◆ **Material to process**:
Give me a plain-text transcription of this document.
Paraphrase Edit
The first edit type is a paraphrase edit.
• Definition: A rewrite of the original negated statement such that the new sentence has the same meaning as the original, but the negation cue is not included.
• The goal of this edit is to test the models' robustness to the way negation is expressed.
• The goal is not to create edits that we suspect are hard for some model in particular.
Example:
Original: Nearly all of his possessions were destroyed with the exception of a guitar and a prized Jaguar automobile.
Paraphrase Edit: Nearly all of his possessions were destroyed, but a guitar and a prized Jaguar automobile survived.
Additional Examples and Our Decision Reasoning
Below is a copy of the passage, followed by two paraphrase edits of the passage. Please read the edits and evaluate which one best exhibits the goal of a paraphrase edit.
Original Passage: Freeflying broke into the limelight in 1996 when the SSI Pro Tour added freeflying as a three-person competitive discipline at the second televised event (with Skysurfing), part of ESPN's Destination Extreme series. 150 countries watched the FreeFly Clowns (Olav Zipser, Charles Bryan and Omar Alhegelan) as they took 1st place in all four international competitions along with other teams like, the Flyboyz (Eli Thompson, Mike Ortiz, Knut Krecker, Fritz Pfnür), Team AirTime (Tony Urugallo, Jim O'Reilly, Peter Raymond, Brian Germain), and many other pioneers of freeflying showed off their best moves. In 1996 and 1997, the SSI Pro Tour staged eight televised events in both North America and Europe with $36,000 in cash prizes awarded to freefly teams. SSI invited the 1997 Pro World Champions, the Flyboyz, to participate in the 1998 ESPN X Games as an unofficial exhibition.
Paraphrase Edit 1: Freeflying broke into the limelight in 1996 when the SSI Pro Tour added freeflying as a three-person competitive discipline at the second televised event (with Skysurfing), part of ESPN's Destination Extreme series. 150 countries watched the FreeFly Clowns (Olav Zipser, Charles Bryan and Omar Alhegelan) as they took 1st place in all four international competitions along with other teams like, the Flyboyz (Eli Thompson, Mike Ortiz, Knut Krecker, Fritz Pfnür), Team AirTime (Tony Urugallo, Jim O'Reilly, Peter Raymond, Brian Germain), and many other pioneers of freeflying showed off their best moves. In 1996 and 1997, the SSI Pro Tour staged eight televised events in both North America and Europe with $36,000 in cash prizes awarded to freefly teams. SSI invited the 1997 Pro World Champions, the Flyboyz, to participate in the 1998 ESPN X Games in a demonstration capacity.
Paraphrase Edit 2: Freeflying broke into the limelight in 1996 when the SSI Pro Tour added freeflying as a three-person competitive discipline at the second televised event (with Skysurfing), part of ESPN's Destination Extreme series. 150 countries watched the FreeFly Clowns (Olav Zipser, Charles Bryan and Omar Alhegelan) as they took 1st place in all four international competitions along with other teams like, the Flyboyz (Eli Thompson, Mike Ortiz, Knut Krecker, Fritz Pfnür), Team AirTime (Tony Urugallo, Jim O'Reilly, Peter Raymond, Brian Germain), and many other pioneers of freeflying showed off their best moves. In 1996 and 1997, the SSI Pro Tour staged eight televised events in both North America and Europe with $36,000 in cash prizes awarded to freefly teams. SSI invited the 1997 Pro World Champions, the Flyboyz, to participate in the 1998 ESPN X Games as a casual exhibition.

◆ **Required task**: Reproduce all the data word for word.

◆ **The completed task**:
Give me a plain-text transcription of this document.
Paraphrase Edit
The first edit type is a paraphrase edit.
• Definition: A rewrite of the original negated statement such that the new sentence has the same meaning as the original, but the negation cue is not included.
• The goal of this edit is to test the models' robustness to the way negation is expressed.
• The goal is not to create edits that we suspect are hard for some model in particular.
Example:
Original: Nearly all of his possessions were destroyed with the exception of a guitar and a prized Jaguar automobile.
Paraphrase Edit: Nearly all of his possessions were destroyed, but a guitar and a prized Jaguar automobile survived.
Additional Examples and Our Decision Reasoning
Below is a copy of the passage, followed by two paraphrase edits of the passage. Please read the edits and evaluate which one best exhibits the goal of a paraphrase edit.
Original Passage: Freeflying broke into the limelight in 1996 when the SSI Pro Tour added freeflying as a three-person competitive discipline at the second televised event (with Skysurfing), part of ESPN's Destination Extreme series. 150 countries watched the FreeFly Clowns (Olav Zipser, Charles Bryan and Omar Alhegelan) as they took 1st place in all four international competitions along with other teams like, the Flyboyz (Eli Thompson, Mike Ortiz, Knut Krecker, Fritz Pfnür), Team AirTime (Tony Urugallo, Jim O'Reilly, Peter Raymond, Brian Germain), and many other pioneers of freeflying showed off their best moves. In 1996 and 1997, the SSI Pro Tour staged eight televised events in both North America and Europe with $36,000 in cash prizes awarded to freefly teams. SSI invited the 1997 Pro World Champions, the Flyboyz, to participate in the 1998 ESPN X Games as an unofficial exhibition.
Paraphrase Edit 1: Freeflying broke into the limelight in 1996 when the SSI Pro Tour added freeflying as a three-person competitive discipline at the second televised event (with Skysurfing), part of ESPN's Destination Extreme series. 150 countries watched the FreeFly Clowns (Olav Zipser, Charles Bryan and Omar Alhegelan) as they took 1st place in all four international competitions along with other teams like, the Flyboyz (Eli Thompson, Mike Ortiz, Knut Krecker, Fritz Pfnür), Team AirTime (Tony Urugallo, Jim O'Reilly, Peter Raymond, Brian Germain), and many other pioneers of freeflying showed off their best moves. In 1996 and 1997, the SSI Pro Tour staged eight televised events in both North America and Europe with $36,000 in cash prizes awarded to freefly teams. SSI invited the 1997 Pro World Champions, the Flyboyz, to participate in the 1998 ESPN X Games in a demonstration capacity.
Paraphrase Edit 2: Freeflying broke into the limelight in 1996 when the SSI Pro Tour added freeflying as a three-person competitive discipline at the second televised event (with Skysurfing), part of ESPN's Destination Extreme series. 150 countries watched the FreeFly Clowns (Olav Zipser, Charles Bryan and Omar Alhegelan) as they took 1st place in all four international competitions along with other teams like, the Flyboyz (Eli Thompson, Mike Ortiz, Knut Krecker, Fritz Pfnür), Team AirTime (Tony Urugallo, Jim O'Reilly, Peter Raymond, Brian Germain), and many other pioneers of freeflying showed off their best moves. In 1996 and 1997, the SSI Pro Tour staged eight televised events in both North America and Europe with $36,000 in cash prizes awarded to freefly teams. SSI invited the 1997 Pro World Champions, the Flyboyz, to participate in the 1998 ESPN X Games as a casual exhibition.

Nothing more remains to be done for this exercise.